### SOURCE DATA
** BEGIN **

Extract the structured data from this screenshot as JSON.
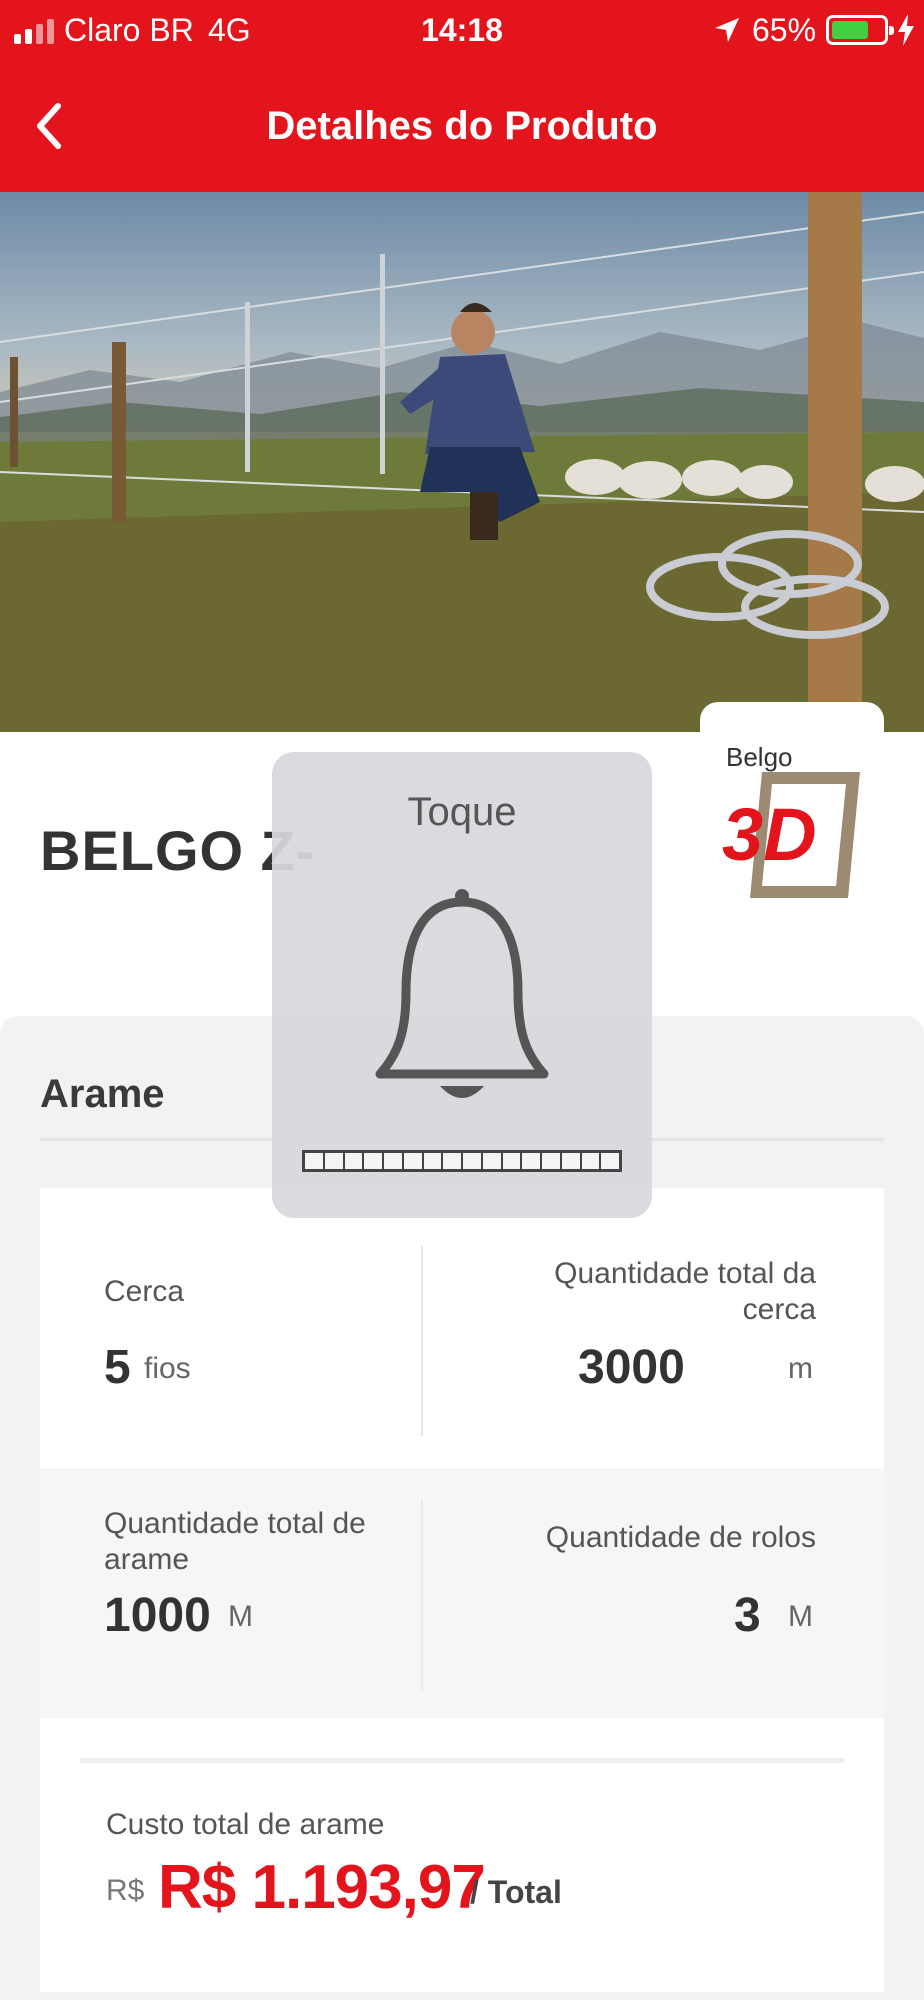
{
  "status_bar": {
    "carrier": "Claro BR",
    "network": "4G",
    "time": "14:18",
    "battery_percent": "65%",
    "battery_color": "#3fd13f",
    "icons": [
      "signal-icon",
      "location-arrow-icon",
      "battery-icon",
      "charging-bolt-icon"
    ]
  },
  "header": {
    "title": "Detalhes do Produto",
    "background": "#e3141b",
    "back_icon": "chevron-left-icon"
  },
  "product": {
    "title": "BELGO Z-",
    "logo_text": "Belgo",
    "logo_mark": "3D"
  },
  "section": {
    "title": "Arame"
  },
  "fields": {
    "fence": {
      "label": "Cerca",
      "value": "5",
      "unit": "fios"
    },
    "fence_total": {
      "label": "Quantidade total da cerca",
      "value": "3000",
      "unit": "m"
    },
    "wire_total": {
      "label": "Quantidade total de arame",
      "value": "1000",
      "unit": "M"
    },
    "rolls": {
      "label": "Quantidade de rolos",
      "value": "3",
      "unit": "M"
    }
  },
  "cost": {
    "label": "Custo total de arame",
    "currency": "R$",
    "value": "R$ 1.193,97",
    "suffix": "/ Total",
    "accent": "#e3141b"
  },
  "ringer_hud": {
    "title": "Toque",
    "icon": "bell-icon",
    "level": 0
  }
}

** END **

### TASK TO COMPLETE
Every line should be retyped exactly, with the pictures omitted.

### OUTPUT OF THE EXERCISE
Extract the structured data from this screenshot as JSON.
{
  "status_bar": {
    "carrier": "Claro BR",
    "network": "4G",
    "time": "14:18",
    "battery_percent": "65%",
    "battery_color": "#3fd13f",
    "icons": [
      "signal-icon",
      "location-arrow-icon",
      "battery-icon",
      "charging-bolt-icon"
    ]
  },
  "header": {
    "title": "Detalhes do Produto",
    "background": "#e3141b",
    "back_icon": "chevron-left-icon"
  },
  "product": {
    "title": "BELGO Z-",
    "logo_text": "Belgo",
    "logo_mark": "3D"
  },
  "section": {
    "title": "Arame"
  },
  "fields": {
    "fence": {
      "label": "Cerca",
      "value": "5",
      "unit": "fios"
    },
    "fence_total": {
      "label": "Quantidade total da cerca",
      "value": "3000",
      "unit": "m"
    },
    "wire_total": {
      "label": "Quantidade total de arame",
      "value": "1000",
      "unit": "M"
    },
    "rolls": {
      "label": "Quantidade de rolos",
      "value": "3",
      "unit": "M"
    }
  },
  "cost": {
    "label": "Custo total de arame",
    "currency": "R$",
    "value": "R$ 1.193,97",
    "suffix": "/ Total",
    "accent": "#e3141b"
  },
  "ringer_hud": {
    "title": "Toque",
    "icon": "bell-icon",
    "level": 0
  }
}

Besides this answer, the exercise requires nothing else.